* Exercise objective:
Find the string "деньги" in the listing and report every line that has it.
Start Task input
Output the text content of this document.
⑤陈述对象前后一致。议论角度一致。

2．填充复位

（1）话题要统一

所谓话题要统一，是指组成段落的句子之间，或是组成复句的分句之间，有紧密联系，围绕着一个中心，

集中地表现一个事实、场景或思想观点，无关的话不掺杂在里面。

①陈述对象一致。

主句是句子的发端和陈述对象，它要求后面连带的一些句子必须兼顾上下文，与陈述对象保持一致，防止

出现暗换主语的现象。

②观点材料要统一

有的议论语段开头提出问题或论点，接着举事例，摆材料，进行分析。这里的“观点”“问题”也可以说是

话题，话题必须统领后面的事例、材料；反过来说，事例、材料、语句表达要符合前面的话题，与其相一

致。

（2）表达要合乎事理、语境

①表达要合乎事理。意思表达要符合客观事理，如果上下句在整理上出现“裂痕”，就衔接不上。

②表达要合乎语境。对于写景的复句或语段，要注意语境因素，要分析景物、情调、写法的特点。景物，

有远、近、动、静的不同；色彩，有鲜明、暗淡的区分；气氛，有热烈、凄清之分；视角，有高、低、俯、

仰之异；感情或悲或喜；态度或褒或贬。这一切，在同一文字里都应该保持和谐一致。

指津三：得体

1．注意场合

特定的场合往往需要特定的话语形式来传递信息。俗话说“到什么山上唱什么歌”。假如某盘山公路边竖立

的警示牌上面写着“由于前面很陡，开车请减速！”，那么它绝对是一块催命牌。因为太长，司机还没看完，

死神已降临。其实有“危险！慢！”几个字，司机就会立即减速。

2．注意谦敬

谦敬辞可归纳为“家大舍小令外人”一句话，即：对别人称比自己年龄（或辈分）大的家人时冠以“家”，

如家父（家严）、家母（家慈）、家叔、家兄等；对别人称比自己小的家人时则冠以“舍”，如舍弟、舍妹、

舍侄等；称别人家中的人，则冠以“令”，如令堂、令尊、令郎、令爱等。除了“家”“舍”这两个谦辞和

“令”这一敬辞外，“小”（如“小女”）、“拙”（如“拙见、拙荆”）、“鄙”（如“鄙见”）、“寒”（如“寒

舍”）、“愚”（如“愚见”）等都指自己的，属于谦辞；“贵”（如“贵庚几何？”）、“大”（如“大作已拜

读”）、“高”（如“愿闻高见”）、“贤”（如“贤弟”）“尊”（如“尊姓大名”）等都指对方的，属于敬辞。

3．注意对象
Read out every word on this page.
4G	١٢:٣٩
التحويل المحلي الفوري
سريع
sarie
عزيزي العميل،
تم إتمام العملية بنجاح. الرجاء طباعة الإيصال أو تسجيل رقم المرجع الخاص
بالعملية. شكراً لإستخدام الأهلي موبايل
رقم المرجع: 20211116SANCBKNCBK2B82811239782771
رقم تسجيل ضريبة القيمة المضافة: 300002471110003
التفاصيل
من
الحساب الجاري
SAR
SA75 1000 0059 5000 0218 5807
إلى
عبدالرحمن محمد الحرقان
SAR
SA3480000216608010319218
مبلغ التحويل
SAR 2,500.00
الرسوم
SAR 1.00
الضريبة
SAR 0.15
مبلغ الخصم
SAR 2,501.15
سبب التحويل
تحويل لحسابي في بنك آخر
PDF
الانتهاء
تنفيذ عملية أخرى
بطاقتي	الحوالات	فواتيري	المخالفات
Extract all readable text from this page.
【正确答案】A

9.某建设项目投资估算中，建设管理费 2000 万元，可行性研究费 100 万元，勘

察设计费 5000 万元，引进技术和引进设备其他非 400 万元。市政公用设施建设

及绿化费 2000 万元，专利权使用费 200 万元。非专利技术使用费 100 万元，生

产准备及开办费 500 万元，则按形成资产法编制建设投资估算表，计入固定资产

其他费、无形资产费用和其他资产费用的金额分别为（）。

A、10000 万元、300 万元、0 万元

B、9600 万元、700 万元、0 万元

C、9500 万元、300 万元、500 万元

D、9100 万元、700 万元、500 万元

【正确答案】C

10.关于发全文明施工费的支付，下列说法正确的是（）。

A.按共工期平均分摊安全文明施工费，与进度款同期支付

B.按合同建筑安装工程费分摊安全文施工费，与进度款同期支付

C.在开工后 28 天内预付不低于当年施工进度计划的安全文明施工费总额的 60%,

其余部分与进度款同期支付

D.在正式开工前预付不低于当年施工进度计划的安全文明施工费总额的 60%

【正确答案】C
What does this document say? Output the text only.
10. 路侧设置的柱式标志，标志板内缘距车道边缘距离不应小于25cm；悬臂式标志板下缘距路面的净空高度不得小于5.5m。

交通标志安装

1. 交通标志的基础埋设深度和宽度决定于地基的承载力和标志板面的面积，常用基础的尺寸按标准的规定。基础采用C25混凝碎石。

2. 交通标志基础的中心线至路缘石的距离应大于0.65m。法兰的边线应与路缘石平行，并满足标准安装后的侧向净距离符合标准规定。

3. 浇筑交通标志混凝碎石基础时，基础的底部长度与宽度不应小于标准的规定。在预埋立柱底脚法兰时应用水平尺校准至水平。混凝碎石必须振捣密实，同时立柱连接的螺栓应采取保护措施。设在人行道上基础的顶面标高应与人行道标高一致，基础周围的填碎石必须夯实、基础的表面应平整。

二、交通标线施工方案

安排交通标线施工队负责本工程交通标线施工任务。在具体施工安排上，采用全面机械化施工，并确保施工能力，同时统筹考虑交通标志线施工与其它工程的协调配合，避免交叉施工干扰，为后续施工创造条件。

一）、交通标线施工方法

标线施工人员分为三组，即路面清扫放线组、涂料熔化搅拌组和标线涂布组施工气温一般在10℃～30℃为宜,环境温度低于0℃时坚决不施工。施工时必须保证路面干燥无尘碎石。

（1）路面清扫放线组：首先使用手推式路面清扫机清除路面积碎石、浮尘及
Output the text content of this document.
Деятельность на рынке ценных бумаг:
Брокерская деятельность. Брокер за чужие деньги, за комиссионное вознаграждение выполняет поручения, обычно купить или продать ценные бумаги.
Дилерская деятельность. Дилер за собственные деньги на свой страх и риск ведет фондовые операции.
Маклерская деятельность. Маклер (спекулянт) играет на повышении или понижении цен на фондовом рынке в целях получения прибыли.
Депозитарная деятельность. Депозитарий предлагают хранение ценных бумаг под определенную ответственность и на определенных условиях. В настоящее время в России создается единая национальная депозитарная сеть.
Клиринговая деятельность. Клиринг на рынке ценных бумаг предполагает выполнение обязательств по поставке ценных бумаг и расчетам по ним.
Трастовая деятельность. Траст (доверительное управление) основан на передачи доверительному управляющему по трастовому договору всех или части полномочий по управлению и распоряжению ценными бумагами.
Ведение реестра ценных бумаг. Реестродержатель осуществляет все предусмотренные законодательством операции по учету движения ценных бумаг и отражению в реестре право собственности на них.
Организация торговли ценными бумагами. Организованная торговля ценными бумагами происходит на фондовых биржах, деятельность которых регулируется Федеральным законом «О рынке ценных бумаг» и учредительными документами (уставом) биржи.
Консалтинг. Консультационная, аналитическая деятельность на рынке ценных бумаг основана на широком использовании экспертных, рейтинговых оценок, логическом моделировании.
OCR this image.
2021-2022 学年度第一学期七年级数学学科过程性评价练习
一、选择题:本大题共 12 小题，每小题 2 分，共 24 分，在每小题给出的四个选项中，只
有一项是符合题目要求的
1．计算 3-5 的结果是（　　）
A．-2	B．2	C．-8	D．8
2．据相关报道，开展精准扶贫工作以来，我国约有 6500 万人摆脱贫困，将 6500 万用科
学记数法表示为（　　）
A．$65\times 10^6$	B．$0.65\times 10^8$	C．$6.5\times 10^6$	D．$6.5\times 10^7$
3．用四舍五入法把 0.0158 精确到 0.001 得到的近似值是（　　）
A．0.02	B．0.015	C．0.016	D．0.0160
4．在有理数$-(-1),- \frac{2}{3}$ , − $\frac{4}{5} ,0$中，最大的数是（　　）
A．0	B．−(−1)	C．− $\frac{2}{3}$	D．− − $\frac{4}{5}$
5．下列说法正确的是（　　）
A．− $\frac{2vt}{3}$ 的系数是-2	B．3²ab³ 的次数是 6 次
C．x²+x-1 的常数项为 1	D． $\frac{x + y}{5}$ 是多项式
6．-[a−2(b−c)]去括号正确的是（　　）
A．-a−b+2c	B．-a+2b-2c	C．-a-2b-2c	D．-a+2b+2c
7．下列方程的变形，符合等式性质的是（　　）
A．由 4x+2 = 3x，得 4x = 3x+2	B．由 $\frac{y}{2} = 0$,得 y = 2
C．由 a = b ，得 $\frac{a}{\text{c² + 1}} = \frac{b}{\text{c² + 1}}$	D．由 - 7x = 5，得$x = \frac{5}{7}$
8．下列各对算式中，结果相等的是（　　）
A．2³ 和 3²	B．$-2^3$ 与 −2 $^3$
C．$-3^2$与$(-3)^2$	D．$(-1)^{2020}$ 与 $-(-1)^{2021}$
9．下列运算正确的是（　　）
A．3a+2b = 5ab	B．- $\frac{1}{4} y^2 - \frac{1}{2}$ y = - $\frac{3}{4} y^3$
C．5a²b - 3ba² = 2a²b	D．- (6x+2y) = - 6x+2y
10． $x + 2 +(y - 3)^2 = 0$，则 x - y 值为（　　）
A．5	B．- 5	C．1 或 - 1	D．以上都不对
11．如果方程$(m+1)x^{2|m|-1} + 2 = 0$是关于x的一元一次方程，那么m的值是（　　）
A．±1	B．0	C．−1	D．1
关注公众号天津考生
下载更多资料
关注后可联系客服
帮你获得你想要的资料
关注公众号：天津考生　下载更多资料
End Task input
* Finished answer:
Брокерская деятельность. Брокер за чужие деньги, за комиссионное вознаграждение выполняет поручения, обычно купить или продать ценные бумаги.
Дилерская деятельность. Дилер за собственные деньги на свой страх и риск ведет фондовые операции.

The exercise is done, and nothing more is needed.